■ **Instruction**: Quote every line as given.

■ **Records supplied**:
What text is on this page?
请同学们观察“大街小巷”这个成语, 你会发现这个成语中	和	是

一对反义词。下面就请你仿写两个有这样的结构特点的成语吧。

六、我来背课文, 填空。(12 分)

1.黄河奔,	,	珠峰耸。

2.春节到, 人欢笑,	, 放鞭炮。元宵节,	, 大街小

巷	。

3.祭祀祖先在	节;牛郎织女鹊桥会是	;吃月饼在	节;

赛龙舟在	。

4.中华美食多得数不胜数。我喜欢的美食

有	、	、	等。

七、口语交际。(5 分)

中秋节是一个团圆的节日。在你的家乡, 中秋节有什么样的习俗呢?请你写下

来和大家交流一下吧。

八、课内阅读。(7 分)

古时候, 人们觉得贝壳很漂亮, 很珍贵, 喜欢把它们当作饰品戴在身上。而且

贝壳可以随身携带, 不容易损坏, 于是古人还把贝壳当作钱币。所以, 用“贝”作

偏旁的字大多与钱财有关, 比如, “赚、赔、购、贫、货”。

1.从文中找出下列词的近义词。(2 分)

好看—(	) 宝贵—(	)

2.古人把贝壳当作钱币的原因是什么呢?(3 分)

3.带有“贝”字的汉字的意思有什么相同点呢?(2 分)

■ **Reply to the task**:
What text is on this page?
请同学们观察“大街小巷”这个成语, 你会发现这个成语中	和	是

一对反义词。下面就请你仿写两个有这样的结构特点的成语吧。

六、我来背课文, 填空。(12 分)

1.黄河奔,	,	珠峰耸。

2.春节到, 人欢笑,	, 放鞭炮。元宵节,	, 大街小

巷	。

3.祭祀祖先在	节;牛郎织女鹊桥会是	;吃月饼在	节;

赛龙舟在	。

4.中华美食多得数不胜数。我喜欢的美食

有	、	、	等。

七、口语交际。(5 分)

中秋节是一个团圆的节日。在你的家乡, 中秋节有什么样的习俗呢?请你写下

来和大家交流一下吧。

八、课内阅读。(7 分)

古时候, 人们觉得贝壳很漂亮, 很珍贵, 喜欢把它们当作饰品戴在身上。而且

贝壳可以随身携带, 不容易损坏, 于是古人还把贝壳当作钱币。所以, 用“贝”作

偏旁的字大多与钱财有关, 比如, “赚、赔、购、贫、货”。

1.从文中找出下列词的近义词。(2 分)

好看—(	) 宝贵—(	)

2.古人把贝壳当作钱币的原因是什么呢?(3 分)

3.带有“贝”字的汉字的意思有什么相同点呢?(2 分)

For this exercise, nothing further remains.